> **Data provided**:
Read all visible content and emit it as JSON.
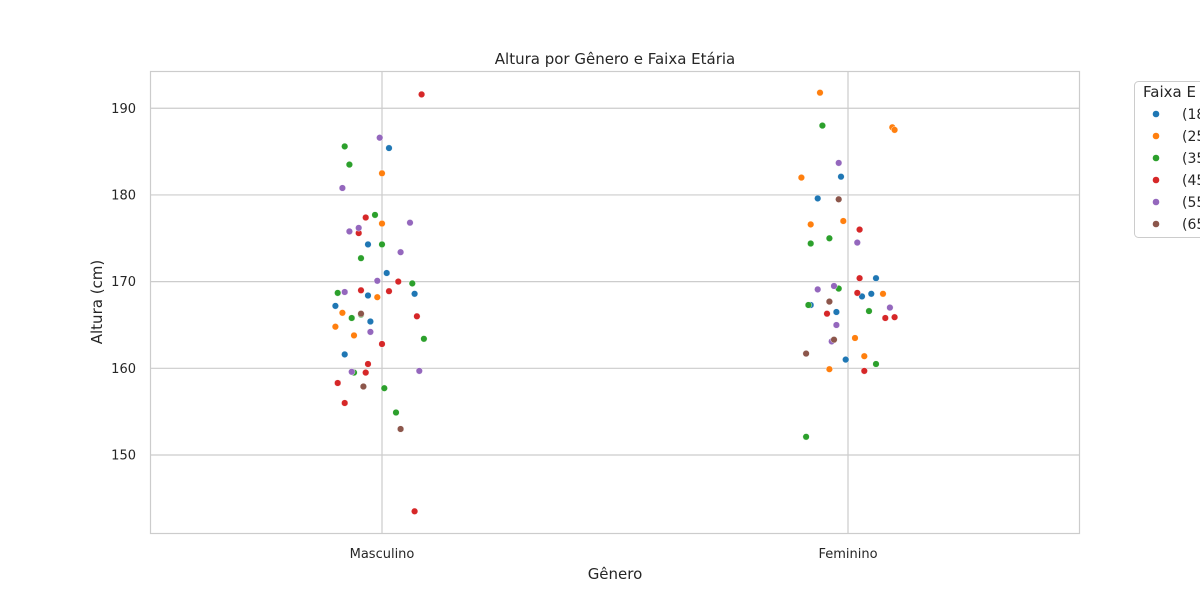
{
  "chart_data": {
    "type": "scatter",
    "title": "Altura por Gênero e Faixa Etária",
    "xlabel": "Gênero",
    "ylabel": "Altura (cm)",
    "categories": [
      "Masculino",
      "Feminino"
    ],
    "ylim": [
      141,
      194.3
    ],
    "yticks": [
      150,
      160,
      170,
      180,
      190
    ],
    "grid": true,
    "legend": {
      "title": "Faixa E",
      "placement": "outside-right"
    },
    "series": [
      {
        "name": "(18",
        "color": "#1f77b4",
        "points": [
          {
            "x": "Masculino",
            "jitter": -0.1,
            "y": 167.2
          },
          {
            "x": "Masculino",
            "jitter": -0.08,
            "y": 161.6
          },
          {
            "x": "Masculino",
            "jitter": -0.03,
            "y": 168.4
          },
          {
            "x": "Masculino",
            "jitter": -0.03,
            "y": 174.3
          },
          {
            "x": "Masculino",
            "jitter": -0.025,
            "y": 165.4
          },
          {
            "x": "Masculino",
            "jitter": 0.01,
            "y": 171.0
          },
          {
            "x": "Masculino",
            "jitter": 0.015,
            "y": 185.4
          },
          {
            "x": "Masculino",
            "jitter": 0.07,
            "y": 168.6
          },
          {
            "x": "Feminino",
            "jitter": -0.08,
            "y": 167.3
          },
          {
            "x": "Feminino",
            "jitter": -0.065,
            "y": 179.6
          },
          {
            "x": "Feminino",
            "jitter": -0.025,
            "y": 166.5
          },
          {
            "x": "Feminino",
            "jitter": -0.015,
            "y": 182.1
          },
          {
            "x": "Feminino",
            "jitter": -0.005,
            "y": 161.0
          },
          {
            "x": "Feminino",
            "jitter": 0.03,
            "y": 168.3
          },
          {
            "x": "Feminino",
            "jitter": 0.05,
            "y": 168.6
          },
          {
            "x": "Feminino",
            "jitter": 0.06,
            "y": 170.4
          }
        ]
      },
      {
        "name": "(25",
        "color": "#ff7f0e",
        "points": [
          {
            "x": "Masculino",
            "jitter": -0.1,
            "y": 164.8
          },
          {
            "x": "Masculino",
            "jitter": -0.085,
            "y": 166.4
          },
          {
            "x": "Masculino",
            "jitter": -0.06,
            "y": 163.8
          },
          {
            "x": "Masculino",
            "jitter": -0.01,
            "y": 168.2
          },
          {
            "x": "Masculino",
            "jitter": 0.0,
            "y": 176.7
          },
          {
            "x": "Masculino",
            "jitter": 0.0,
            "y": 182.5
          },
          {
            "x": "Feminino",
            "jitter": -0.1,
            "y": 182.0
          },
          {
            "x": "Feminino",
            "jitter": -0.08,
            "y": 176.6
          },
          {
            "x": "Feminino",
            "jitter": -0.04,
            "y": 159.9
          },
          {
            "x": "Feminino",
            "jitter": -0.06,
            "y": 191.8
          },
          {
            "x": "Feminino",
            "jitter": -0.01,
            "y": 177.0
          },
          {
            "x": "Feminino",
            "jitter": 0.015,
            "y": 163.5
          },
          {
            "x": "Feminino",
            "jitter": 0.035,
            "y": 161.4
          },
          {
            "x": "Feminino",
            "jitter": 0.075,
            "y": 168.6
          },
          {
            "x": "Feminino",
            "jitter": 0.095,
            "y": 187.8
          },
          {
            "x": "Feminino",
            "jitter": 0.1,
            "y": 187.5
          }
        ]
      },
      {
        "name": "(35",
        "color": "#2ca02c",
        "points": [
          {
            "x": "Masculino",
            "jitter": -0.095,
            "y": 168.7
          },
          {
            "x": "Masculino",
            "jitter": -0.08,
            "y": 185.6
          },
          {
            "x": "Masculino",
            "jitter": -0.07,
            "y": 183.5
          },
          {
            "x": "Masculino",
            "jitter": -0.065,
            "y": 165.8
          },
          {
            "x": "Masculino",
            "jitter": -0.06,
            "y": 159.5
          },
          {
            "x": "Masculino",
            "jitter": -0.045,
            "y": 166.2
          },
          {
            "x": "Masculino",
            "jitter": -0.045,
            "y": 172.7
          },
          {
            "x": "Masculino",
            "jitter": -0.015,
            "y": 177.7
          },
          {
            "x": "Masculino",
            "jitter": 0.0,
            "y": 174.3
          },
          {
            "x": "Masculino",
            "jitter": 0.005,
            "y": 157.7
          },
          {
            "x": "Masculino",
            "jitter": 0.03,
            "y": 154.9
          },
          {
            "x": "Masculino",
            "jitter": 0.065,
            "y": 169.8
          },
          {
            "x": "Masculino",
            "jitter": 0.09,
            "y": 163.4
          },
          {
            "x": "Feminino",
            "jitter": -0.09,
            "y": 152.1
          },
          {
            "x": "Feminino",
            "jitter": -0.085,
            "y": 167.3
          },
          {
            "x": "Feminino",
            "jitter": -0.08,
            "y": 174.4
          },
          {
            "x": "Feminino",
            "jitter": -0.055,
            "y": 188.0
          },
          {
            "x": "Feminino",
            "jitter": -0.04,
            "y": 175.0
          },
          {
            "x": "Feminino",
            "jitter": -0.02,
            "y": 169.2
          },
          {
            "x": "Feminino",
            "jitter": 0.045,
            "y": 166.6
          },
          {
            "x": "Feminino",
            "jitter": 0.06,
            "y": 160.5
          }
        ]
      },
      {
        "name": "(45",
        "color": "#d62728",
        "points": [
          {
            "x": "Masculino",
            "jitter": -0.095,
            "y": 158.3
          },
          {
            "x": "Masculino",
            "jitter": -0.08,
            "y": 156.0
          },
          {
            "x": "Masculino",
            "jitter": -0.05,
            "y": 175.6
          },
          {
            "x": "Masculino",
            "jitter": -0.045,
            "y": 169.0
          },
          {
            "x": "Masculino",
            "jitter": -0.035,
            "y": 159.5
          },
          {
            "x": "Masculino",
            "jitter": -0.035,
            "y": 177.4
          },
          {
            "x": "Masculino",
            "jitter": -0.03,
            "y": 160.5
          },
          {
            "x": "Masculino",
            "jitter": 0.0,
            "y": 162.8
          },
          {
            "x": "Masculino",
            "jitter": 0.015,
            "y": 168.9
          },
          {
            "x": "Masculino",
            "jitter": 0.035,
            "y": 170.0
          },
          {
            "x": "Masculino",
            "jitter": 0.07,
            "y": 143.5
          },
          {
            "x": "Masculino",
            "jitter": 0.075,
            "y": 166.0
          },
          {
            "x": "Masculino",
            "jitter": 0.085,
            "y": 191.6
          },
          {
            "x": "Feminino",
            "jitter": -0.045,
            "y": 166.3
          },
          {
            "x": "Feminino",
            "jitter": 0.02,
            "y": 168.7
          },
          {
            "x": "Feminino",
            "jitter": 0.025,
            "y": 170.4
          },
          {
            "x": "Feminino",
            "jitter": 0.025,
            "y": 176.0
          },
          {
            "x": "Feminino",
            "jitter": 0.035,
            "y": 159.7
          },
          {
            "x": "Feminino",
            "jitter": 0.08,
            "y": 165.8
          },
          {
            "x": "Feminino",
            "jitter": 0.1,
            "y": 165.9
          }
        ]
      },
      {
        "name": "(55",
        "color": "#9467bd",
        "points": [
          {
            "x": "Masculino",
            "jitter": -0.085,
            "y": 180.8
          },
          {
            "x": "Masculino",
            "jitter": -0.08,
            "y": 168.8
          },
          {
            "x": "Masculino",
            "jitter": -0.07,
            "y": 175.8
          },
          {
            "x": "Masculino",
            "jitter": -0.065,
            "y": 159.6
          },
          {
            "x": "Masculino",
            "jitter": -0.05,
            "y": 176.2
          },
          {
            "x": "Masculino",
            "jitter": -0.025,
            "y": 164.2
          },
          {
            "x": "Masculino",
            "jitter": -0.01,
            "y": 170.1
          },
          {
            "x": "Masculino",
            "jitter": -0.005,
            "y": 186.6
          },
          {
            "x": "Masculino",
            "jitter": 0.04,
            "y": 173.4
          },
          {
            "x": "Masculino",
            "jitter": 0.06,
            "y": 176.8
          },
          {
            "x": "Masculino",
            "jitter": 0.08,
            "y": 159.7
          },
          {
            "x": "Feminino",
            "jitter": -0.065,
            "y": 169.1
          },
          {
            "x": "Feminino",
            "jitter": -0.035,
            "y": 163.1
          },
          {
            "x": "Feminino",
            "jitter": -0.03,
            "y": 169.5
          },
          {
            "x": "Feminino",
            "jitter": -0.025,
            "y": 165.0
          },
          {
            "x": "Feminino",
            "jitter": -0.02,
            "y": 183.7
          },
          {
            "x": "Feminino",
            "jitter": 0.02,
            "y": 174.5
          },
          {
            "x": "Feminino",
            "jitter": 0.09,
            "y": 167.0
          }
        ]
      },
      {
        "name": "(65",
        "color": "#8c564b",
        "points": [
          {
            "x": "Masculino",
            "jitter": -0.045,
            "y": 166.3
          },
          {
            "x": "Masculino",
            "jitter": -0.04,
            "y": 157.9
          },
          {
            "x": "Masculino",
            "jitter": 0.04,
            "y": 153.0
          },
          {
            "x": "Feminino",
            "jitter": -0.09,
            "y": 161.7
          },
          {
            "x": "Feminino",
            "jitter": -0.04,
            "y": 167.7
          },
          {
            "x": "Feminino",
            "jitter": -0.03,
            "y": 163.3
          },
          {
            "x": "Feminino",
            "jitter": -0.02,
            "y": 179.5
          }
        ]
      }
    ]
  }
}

> **Given instruction**:
Write out every line of the listing that holds the word "Gênero".

> **Exercise response**:
    "title": "Altura por Gênero e Faixa Etária",
    "xlabel": "Gênero",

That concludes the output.